Objective: Would you transcribe all of the data exactly, down to the last character?

Dataset entries:
---
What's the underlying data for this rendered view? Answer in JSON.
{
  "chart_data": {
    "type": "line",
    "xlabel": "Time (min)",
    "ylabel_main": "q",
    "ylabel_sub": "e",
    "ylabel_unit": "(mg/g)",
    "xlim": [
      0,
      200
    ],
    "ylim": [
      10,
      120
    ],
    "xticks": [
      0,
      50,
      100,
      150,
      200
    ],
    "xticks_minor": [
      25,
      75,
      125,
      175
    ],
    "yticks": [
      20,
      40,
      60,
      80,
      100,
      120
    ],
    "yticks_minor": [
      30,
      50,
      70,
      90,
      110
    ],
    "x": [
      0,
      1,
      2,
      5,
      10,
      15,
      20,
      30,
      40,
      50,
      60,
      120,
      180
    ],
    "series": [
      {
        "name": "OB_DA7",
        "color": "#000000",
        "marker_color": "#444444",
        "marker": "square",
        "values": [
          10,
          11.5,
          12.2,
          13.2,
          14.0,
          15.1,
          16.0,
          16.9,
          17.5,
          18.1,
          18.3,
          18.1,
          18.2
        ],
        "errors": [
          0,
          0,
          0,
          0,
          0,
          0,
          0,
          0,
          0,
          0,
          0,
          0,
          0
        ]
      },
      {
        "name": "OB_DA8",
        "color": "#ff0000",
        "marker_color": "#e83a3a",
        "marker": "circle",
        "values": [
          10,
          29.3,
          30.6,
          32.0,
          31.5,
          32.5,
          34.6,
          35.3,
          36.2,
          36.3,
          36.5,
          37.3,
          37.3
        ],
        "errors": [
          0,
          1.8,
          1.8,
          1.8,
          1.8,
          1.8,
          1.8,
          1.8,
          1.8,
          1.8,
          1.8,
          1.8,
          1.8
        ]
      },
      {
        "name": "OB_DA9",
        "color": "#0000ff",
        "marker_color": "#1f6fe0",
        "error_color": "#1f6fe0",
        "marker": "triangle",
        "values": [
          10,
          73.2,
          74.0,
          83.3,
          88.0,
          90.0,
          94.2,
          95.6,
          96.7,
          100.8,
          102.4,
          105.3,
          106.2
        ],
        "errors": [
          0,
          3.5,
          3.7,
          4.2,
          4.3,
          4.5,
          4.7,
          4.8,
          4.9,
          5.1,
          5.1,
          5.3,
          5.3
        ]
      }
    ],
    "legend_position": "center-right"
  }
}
---
Task response:
What's the underlying data for this rendered view? Answer in JSON.
{
  "chart_data": {
    "type": "line",
    "xlabel": "Time (min)",
    "ylabel_main": "q",
    "ylabel_sub": "e",
    "ylabel_unit": "(mg/g)",
    "xlim": [
      0,
      200
    ],
    "ylim": [
      10,
      120
    ],
    "xticks": [
      0,
      50,
      100,
      150,
      200
    ],
    "xticks_minor": [
      25,
      75,
      125,
      175
    ],
    "yticks": [
      20,
      40,
      60,
      80,
      100,
      120
    ],
    "yticks_minor": [
      30,
      50,
      70,
      90,
      110
    ],
    "x": [
      0,
      1,
      2,
      5,
      10,
      15,
      20,
      30,
      40,
      50,
      60,
      120,
      180
    ],
    "series": [
      {
        "name": "OB_DA7",
        "color": "#000000",
        "marker_color": "#444444",
        "marker": "square",
        "values": [
          10,
          11.5,
          12.2,
          13.2,
          14.0,
          15.1,
          16.0,
          16.9,
          17.5,
          18.1,
          18.3,
          18.1,
          18.2
        ],
        "errors": [
          0,
          0,
          0,
          0,
          0,
          0,
          0,
          0,
          0,
          0,
          0,
          0,
          0
        ]
      },
      {
        "name": "OB_DA8",
        "color": "#ff0000",
        "marker_color": "#e83a3a",
        "marker": "circle",
        "values": [
          10,
          29.3,
          30.6,
          32.0,
          31.5,
          32.5,
          34.6,
          35.3,
          36.2,
          36.3,
          36.5,
          37.3,
          37.3
        ],
        "errors": [
          0,
          1.8,
          1.8,
          1.8,
          1.8,
          1.8,
          1.8,
          1.8,
          1.8,
          1.8,
          1.8,
          1.8,
          1.8
        ]
      },
      {
        "name": "OB_DA9",
        "color": "#0000ff",
        "marker_color": "#1f6fe0",
        "error_color": "#1f6fe0",
        "marker": "triangle",
        "values": [
          10,
          73.2,
          74.0,
          83.3,
          88.0,
          90.0,
          94.2,
          95.6,
          96.7,
          100.8,
          102.4,
          105.3,
          106.2
        ],
        "errors": [
          0,
          3.5,
          3.7,
          4.2,
          4.3,
          4.5,
          4.7,
          4.8,
          4.9,
          5.1,
          5.1,
          5.3,
          5.3
        ]
      }
    ],
    "legend_position": "center-right"
  }
}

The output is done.